Objective ::
Please convert the lines in the items below, from the line containing "place-label-floral-bank: Floral Bank" through the line containing "trail-route[interactable] [363,179,689,755]", into a JSON list of strings with one string per line and no blank lines.

Layout coordinate data:
* * * *

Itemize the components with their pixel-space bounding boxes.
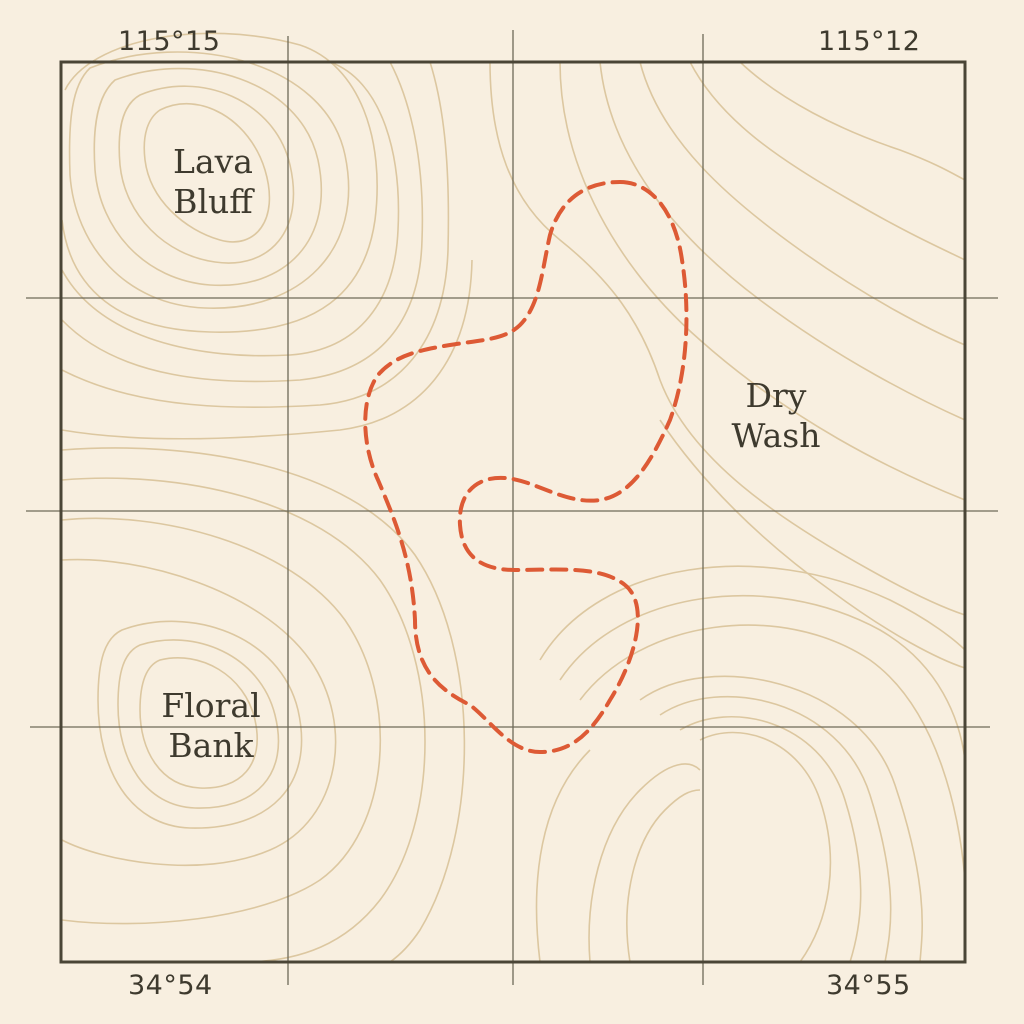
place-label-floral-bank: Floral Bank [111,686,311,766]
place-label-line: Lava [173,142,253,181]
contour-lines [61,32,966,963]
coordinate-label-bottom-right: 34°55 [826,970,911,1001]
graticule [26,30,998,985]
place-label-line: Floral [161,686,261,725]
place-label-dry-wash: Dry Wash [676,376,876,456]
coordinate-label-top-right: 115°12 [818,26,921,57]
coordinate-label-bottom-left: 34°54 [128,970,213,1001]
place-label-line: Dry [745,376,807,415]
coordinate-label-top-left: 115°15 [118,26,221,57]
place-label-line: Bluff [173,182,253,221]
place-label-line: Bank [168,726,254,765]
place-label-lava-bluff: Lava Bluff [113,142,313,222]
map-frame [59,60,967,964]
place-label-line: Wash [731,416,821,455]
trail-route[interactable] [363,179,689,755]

* * * *

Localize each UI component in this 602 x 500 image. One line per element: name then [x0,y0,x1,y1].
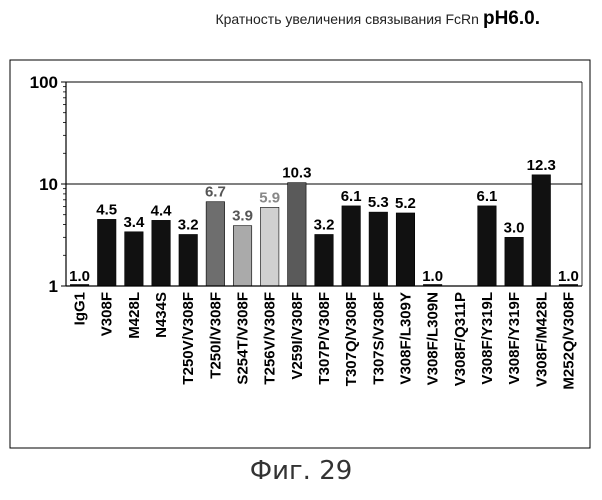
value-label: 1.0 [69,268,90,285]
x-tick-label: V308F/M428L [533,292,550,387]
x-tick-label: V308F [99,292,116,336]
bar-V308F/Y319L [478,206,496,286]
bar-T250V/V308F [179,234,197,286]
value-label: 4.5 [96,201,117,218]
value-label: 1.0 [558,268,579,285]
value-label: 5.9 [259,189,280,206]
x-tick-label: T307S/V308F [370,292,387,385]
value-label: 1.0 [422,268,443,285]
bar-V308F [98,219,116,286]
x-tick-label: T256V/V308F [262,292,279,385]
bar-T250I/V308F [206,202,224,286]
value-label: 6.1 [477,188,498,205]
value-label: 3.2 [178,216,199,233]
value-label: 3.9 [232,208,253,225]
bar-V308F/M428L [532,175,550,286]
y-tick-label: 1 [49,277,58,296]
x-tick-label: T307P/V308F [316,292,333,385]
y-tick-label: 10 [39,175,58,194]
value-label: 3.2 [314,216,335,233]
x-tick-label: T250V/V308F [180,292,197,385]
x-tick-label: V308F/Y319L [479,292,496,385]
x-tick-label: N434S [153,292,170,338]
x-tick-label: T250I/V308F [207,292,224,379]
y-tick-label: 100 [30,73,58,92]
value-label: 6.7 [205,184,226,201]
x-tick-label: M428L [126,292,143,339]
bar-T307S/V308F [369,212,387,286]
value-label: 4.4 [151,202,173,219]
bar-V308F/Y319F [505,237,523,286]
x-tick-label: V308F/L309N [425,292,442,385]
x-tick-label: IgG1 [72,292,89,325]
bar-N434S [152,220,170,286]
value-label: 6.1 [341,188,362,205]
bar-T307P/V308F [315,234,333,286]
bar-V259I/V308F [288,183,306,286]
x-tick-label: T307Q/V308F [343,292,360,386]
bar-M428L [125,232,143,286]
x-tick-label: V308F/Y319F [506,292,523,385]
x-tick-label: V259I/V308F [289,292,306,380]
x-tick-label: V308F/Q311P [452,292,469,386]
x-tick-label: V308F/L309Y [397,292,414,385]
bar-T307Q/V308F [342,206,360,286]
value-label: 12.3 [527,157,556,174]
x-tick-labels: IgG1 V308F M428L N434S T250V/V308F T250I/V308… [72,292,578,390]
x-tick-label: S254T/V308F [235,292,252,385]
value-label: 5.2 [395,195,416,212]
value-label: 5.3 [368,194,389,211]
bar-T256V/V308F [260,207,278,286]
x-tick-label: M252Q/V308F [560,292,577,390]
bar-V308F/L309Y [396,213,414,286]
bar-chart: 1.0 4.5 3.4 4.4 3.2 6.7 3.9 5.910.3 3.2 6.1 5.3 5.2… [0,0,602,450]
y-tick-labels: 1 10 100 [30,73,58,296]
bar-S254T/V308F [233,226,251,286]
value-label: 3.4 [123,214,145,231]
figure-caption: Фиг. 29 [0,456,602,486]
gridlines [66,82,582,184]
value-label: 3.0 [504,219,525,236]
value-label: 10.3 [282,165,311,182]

* * * *

Solution for this problem ::
[
  "place-label-floral-bank: Floral Bank [111,686,311,766]",
  "place-label-line: Lava [173,142,253,181]",
  "contour-lines [61,32,966,963]",
  "coordinate-label-bottom-right: 34°55 [826,970,911,1001]",
  "graticule [26,30,998,985]",
  "place-label-line: Floral [161,686,261,725]",
  "place-label-dry-wash: Dry Wash [676,376,876,456]",
  "coordinate-label-top-right: 115°12 [818,26,921,57]",
  "coordinate-label-bottom-left: 34°54 [128,970,213,1001]",
  "place-label-line: Dry [745,376,807,415]",
  "coordinate-label-top-left: 115°15 [118,26,221,57]",
  "place-label-line: Bluff [173,182,253,221]",
  "place-label-line: Bank [168,726,254,765]",
  "place-label-lava-bluff: Lava Bluff [113,142,313,222]",
  "map-frame [59,60,967,964]",
  "place-label-line: Wash [731,416,821,455]",
  "trail-route[interactable] [363,179,689,755]"
]